Update the part of the material that opens with the line containing "- Point: [346, 489, 368, 503]" and closes with the line containing "- Point: [98, 518, 121, 533]", both lines included, by replacing "Point" with "Marker" wherever it occurs and leaving everything else unchanged. Reproduce only those lines.

▶ Material:
......
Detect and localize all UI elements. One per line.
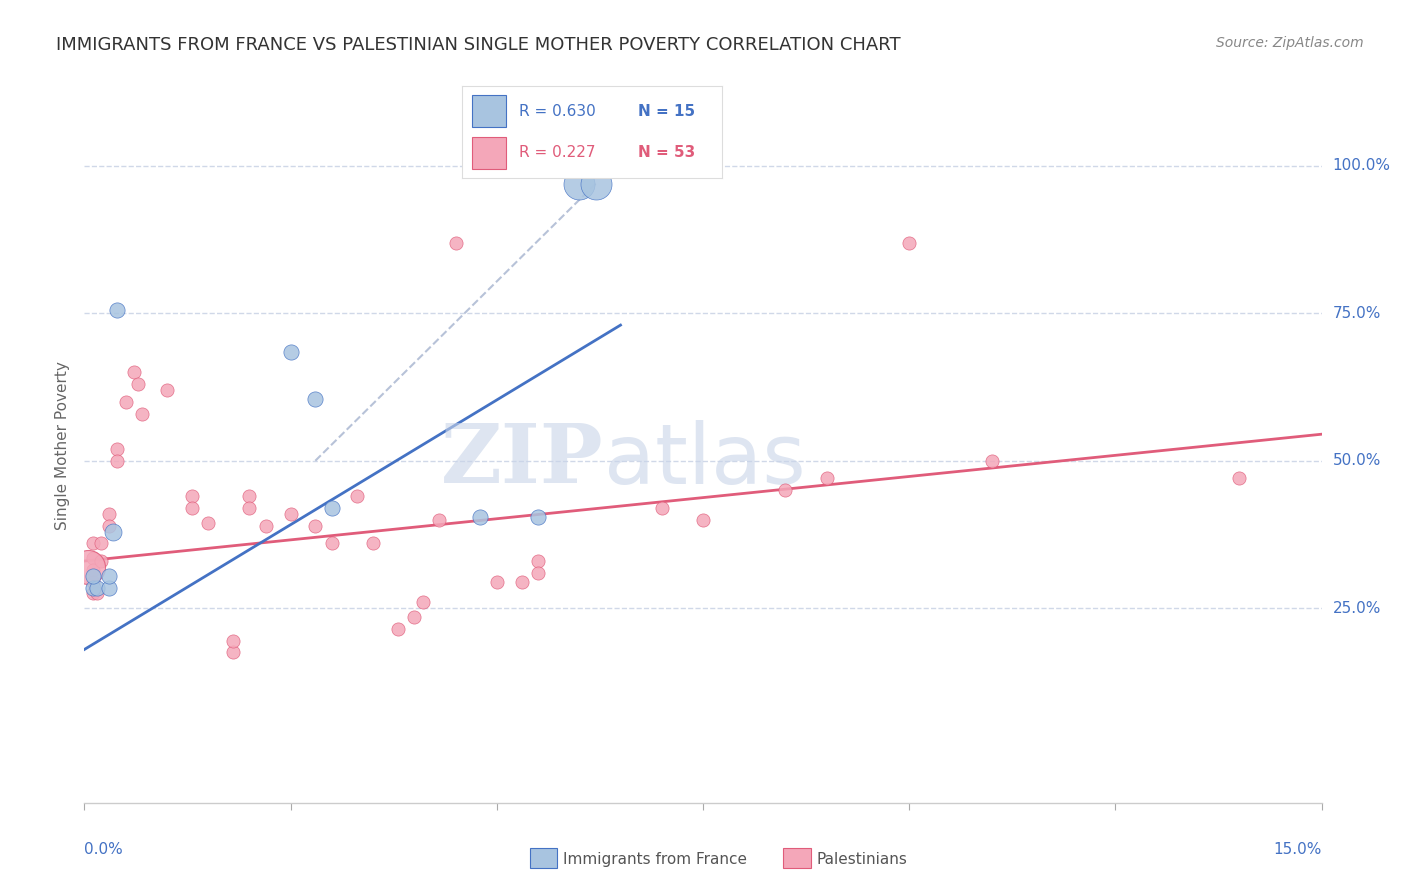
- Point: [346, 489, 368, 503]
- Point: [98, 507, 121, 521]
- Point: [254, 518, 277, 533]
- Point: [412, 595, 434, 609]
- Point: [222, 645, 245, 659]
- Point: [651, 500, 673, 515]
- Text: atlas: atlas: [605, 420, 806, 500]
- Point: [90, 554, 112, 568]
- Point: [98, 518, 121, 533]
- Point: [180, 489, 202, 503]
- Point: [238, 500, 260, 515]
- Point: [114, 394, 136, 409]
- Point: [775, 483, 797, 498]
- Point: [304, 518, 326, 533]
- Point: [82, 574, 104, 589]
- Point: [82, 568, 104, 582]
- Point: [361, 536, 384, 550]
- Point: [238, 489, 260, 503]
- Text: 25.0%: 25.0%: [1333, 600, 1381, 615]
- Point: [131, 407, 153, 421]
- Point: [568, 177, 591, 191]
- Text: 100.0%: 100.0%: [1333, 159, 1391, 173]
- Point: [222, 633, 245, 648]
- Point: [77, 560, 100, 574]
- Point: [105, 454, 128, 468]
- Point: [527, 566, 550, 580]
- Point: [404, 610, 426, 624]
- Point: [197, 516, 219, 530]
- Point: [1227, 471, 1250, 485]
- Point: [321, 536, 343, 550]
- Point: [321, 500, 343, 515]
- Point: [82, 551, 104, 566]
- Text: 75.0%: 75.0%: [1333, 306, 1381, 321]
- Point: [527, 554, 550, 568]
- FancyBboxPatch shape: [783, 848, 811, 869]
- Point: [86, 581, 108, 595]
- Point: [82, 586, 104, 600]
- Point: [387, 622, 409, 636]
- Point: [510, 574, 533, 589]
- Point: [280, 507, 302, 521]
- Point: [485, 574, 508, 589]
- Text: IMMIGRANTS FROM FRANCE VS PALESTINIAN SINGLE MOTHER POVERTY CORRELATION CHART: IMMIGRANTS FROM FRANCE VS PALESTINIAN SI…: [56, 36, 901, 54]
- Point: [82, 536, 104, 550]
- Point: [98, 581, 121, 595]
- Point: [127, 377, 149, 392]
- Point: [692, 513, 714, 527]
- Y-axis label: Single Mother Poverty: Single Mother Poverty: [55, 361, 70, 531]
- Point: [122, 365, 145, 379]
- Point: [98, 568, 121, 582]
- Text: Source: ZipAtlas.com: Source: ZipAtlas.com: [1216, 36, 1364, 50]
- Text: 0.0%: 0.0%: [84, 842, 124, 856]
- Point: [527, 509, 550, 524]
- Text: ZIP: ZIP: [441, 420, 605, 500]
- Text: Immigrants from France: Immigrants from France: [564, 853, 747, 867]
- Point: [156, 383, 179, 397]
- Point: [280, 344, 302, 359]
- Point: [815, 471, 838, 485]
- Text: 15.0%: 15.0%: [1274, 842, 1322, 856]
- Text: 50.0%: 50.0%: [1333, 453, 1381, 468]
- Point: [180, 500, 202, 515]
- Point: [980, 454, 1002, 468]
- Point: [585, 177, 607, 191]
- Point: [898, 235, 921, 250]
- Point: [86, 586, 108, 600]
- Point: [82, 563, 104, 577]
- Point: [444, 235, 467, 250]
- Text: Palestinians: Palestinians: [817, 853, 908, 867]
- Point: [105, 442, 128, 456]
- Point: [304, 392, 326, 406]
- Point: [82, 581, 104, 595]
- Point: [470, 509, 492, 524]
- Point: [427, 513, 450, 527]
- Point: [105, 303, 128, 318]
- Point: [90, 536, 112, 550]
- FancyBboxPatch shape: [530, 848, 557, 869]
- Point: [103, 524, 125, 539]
......
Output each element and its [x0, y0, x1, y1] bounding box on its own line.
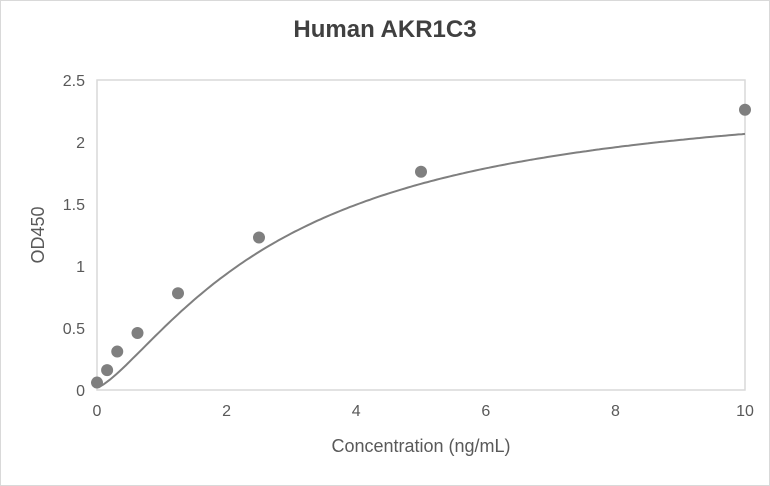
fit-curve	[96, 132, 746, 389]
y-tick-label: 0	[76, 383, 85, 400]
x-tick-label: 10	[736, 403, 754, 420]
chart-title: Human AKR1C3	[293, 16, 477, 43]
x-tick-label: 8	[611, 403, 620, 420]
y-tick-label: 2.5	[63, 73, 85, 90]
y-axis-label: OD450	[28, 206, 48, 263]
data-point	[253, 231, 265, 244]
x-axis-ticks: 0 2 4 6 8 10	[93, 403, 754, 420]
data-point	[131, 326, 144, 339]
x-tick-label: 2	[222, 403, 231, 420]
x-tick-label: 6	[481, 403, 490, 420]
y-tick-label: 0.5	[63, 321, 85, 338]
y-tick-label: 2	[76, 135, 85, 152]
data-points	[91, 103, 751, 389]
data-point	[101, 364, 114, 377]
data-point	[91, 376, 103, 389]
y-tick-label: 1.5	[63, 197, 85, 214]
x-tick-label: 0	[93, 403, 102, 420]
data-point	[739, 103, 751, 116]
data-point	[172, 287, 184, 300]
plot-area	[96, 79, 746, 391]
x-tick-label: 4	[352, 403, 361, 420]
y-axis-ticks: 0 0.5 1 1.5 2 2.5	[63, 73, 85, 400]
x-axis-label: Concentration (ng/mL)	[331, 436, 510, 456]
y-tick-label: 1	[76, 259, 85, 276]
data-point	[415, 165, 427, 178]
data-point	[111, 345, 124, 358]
......
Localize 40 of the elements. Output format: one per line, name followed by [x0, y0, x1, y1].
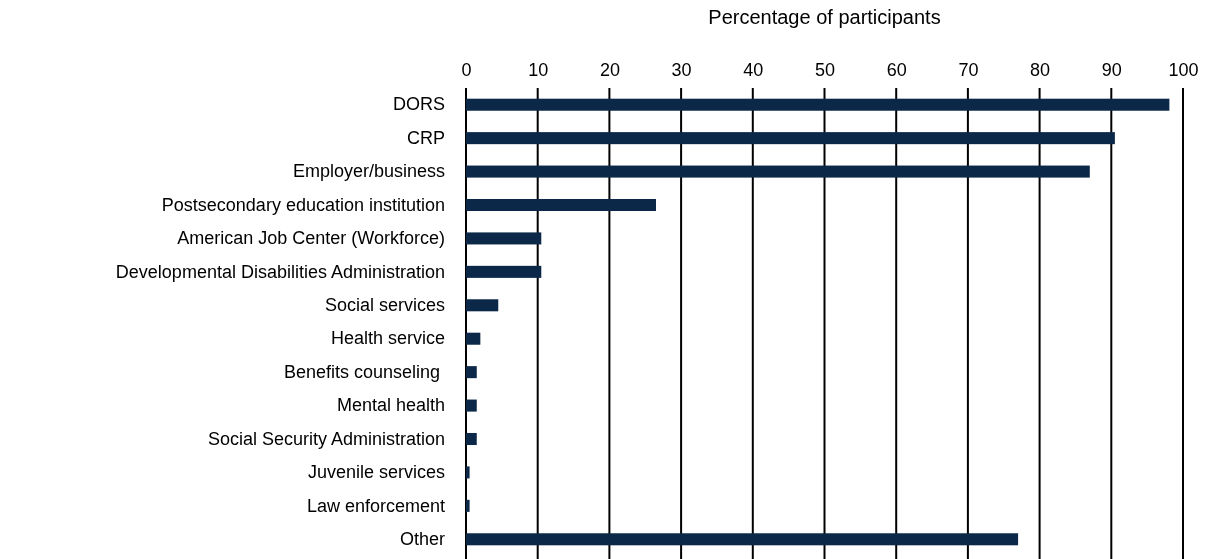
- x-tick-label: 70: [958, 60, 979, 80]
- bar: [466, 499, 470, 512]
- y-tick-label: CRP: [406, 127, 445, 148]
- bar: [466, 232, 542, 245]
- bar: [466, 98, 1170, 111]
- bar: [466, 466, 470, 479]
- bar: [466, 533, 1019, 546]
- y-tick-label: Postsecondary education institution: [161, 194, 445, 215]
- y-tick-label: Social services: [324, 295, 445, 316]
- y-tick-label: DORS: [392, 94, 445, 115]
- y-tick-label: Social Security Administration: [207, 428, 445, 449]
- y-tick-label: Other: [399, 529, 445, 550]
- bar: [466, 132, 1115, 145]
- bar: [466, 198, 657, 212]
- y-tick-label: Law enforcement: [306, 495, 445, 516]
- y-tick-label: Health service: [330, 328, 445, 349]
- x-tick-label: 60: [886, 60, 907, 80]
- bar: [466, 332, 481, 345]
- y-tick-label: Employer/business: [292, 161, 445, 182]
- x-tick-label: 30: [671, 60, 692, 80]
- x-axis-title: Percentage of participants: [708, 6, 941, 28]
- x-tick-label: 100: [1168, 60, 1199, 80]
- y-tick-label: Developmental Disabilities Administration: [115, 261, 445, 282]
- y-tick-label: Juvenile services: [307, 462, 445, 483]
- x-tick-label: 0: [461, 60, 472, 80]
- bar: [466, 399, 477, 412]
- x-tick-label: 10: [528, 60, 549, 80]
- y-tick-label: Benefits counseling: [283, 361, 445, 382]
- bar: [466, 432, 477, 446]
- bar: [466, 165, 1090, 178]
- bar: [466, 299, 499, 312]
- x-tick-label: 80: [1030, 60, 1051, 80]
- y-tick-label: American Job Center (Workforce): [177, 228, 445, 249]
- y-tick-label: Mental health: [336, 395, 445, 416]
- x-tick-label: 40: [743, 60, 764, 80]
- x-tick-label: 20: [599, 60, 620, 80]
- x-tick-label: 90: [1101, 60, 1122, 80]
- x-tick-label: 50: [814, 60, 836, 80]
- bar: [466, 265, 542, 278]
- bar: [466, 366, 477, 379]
......
▶ Finished exercise:
- Marker: [346, 489, 368, 503]
- Marker: [98, 507, 121, 521]
- Marker: [254, 518, 277, 533]
- Marker: [412, 595, 434, 609]
- Marker: [222, 645, 245, 659]
- Marker: [651, 500, 673, 515]
- Text: atlas: atlas: [605, 420, 806, 500]
- Marker: [90, 554, 112, 568]
- Marker: [98, 518, 121, 533]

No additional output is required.